Uit te voeren
Schrijf alsjeblieft de records over vanaf de regel met "List each element" tot en met de regel met "text-line: 的基础。现回首三年学习生活，历历在目。 —", letterlijk en zonder iets anders.

* * *

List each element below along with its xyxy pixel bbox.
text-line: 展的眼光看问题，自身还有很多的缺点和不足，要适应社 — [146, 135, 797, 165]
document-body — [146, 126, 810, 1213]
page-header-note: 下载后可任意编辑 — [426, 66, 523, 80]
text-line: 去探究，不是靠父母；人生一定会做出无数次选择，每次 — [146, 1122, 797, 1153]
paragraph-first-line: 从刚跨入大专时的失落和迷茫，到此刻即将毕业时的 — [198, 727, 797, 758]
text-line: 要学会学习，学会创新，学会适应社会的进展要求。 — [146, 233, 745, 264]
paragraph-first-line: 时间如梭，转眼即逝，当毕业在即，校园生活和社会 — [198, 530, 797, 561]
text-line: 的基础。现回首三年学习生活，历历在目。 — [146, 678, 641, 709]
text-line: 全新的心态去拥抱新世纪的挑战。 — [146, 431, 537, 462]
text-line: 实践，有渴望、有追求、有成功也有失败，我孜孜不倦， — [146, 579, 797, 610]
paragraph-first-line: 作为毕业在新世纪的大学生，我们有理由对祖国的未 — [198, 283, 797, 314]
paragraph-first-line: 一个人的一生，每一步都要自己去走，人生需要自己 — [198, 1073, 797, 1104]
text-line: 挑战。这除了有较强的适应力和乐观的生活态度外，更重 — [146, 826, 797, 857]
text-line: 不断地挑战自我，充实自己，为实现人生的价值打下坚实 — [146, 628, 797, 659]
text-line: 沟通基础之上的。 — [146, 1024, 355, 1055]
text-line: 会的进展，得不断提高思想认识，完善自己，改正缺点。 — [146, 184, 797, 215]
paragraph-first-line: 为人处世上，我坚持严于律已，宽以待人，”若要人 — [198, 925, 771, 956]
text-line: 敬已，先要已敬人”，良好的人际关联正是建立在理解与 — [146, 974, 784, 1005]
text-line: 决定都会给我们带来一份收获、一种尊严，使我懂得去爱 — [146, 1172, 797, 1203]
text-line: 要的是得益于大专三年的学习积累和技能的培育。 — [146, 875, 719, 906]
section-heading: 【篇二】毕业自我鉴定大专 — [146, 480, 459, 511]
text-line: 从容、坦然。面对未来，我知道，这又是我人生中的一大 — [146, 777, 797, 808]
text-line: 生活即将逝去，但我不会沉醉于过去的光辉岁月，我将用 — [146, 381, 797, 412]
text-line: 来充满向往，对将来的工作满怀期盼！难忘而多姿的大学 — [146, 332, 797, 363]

* * *

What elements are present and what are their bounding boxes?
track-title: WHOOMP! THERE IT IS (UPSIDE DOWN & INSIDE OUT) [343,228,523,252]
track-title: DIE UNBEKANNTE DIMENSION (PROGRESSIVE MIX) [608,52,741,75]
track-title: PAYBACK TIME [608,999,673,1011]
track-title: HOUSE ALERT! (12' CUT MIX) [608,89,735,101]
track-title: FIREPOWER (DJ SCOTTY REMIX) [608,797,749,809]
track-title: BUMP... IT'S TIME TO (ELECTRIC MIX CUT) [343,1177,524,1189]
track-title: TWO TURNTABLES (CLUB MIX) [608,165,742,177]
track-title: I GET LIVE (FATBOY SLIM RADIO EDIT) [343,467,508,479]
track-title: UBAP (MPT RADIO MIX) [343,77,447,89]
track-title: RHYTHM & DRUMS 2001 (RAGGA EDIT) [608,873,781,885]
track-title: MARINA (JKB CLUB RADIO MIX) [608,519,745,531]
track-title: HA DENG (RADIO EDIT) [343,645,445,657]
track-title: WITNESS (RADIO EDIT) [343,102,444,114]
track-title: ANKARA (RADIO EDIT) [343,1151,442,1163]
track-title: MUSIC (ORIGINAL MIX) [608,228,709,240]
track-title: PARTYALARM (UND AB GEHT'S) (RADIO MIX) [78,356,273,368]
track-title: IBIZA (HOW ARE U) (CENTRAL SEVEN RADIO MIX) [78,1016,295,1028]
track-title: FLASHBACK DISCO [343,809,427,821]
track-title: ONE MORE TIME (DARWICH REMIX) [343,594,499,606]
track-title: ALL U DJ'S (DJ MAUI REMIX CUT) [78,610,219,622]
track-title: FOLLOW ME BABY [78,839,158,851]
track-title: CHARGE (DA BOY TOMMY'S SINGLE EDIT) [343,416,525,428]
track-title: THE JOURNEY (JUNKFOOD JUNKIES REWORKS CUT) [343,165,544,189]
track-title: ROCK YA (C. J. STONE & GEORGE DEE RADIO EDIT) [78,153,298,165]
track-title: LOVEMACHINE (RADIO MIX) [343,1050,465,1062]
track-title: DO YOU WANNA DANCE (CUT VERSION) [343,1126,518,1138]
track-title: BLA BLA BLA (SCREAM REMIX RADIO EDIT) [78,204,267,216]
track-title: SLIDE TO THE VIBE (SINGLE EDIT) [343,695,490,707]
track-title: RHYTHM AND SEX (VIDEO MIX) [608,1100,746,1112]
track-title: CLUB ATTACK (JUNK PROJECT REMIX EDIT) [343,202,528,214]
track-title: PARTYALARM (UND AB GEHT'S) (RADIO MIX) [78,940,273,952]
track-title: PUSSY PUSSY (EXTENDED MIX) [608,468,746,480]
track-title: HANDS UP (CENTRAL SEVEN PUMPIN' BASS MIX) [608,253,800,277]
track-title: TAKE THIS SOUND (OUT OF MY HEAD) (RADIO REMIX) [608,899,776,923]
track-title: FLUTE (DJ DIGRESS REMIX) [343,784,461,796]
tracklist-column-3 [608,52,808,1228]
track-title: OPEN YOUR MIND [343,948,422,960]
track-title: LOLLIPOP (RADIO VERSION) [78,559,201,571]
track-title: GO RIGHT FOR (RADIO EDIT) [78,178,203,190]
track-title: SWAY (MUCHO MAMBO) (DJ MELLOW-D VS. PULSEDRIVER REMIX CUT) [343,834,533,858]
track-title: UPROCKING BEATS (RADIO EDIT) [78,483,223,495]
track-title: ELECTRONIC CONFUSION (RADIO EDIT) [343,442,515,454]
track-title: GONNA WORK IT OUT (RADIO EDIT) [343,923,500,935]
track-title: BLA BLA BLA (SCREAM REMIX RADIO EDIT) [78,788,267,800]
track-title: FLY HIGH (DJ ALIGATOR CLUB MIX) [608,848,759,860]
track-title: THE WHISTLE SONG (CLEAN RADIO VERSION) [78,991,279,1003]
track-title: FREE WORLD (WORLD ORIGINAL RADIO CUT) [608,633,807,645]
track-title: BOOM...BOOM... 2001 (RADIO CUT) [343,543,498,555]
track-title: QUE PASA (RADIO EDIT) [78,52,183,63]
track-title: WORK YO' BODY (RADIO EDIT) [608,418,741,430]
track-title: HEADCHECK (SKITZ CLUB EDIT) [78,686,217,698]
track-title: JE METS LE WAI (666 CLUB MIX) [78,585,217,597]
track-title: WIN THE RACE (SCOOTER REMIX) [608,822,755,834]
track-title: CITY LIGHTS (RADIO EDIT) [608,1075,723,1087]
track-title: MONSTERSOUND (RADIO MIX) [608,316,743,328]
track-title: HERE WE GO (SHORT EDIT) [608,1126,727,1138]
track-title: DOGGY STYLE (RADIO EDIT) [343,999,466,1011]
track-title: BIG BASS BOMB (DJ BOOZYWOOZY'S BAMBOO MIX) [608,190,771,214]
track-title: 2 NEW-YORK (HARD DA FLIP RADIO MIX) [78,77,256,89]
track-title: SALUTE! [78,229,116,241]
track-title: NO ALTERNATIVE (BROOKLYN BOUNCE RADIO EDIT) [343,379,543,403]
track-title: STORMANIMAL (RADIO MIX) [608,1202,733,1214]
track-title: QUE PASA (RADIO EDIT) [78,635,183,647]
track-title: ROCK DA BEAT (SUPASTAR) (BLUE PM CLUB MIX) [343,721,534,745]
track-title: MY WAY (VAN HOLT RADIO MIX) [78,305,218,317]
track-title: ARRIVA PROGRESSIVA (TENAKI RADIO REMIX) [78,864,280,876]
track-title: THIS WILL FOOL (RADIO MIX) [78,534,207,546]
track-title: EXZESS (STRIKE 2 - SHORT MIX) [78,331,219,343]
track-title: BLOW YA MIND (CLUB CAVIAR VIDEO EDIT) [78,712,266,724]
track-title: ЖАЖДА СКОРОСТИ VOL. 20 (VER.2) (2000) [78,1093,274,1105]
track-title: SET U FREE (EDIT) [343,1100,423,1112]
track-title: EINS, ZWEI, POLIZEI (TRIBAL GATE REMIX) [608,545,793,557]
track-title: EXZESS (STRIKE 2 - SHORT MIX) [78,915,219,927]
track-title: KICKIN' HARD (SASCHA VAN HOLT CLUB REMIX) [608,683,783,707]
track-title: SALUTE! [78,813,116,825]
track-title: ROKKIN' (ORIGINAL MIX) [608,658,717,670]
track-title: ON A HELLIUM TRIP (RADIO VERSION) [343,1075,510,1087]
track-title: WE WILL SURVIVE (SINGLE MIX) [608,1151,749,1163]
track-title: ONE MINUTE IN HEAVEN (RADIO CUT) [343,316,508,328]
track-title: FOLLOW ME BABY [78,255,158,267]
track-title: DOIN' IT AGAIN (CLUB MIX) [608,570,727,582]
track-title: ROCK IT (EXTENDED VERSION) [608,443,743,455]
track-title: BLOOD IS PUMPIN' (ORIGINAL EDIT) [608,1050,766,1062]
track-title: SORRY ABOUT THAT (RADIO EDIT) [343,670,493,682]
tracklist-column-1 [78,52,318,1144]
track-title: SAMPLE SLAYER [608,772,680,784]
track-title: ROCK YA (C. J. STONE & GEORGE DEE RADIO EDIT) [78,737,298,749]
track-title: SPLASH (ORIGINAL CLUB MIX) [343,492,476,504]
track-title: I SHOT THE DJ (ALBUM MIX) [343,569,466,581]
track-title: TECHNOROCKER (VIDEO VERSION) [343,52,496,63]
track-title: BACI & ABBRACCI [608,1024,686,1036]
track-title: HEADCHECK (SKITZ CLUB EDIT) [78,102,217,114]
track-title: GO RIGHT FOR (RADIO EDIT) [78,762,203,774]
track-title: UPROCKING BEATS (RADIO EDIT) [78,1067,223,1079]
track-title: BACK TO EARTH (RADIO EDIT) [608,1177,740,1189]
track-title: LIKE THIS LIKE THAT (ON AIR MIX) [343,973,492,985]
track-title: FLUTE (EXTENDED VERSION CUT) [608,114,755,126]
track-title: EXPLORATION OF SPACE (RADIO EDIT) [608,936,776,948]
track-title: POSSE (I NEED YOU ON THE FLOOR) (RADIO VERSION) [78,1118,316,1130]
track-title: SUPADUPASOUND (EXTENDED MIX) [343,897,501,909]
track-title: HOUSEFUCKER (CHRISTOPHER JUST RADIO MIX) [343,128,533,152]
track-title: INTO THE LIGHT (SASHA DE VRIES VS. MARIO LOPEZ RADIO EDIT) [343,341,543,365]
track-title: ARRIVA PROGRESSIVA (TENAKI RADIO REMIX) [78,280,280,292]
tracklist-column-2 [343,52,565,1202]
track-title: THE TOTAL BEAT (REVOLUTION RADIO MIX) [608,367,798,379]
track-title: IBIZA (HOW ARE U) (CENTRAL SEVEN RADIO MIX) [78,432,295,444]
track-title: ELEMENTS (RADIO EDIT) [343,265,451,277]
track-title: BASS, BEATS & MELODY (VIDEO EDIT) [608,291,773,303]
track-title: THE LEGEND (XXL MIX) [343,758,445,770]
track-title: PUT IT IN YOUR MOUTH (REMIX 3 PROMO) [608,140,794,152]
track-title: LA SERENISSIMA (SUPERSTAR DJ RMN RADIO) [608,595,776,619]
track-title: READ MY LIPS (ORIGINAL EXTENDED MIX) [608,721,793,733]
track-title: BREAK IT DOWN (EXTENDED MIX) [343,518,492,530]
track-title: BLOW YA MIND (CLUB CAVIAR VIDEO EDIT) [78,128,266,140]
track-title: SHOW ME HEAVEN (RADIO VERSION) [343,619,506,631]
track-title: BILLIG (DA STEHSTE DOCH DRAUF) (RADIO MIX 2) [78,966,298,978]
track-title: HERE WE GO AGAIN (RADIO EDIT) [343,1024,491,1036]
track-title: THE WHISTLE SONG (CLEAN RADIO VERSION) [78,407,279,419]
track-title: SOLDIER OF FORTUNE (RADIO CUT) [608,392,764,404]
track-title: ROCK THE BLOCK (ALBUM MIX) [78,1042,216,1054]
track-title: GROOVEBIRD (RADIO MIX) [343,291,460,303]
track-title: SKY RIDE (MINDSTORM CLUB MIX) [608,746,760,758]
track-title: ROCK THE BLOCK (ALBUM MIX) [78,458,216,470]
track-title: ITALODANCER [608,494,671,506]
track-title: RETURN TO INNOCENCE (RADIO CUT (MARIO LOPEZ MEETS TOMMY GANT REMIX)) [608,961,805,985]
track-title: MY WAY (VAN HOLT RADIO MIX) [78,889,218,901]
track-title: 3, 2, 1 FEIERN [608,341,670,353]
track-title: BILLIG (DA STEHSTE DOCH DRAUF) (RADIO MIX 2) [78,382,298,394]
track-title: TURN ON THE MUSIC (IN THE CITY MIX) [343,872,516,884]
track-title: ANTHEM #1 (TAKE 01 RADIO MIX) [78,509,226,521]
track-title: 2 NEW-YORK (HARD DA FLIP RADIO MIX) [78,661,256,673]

* * *

Resultaat
List each element below along with its xyxy pixel bbox.
text-line: 展的眼光看问题，自身还有很多的缺点和不足，要适应社 — [146, 135, 797, 165]
document-body — [146, 126, 810, 1213]
page-header-note: 下载后可任意编辑 — [426, 66, 523, 80]
text-line: 去探究，不是靠父母；人生一定会做出无数次选择，每次 — [146, 1122, 797, 1153]
paragraph-first-line: 从刚跨入大专时的失落和迷茫，到此刻即将毕业时的 — [198, 727, 797, 758]
text-line: 要学会学习，学会创新，学会适应社会的进展要求。 — [146, 233, 745, 264]
paragraph-first-line: 时间如梭，转眼即逝，当毕业在即，校园生活和社会 — [198, 530, 797, 561]
text-line: 的基础。现回首三年学习生活，历历在目。 — [146, 678, 641, 709]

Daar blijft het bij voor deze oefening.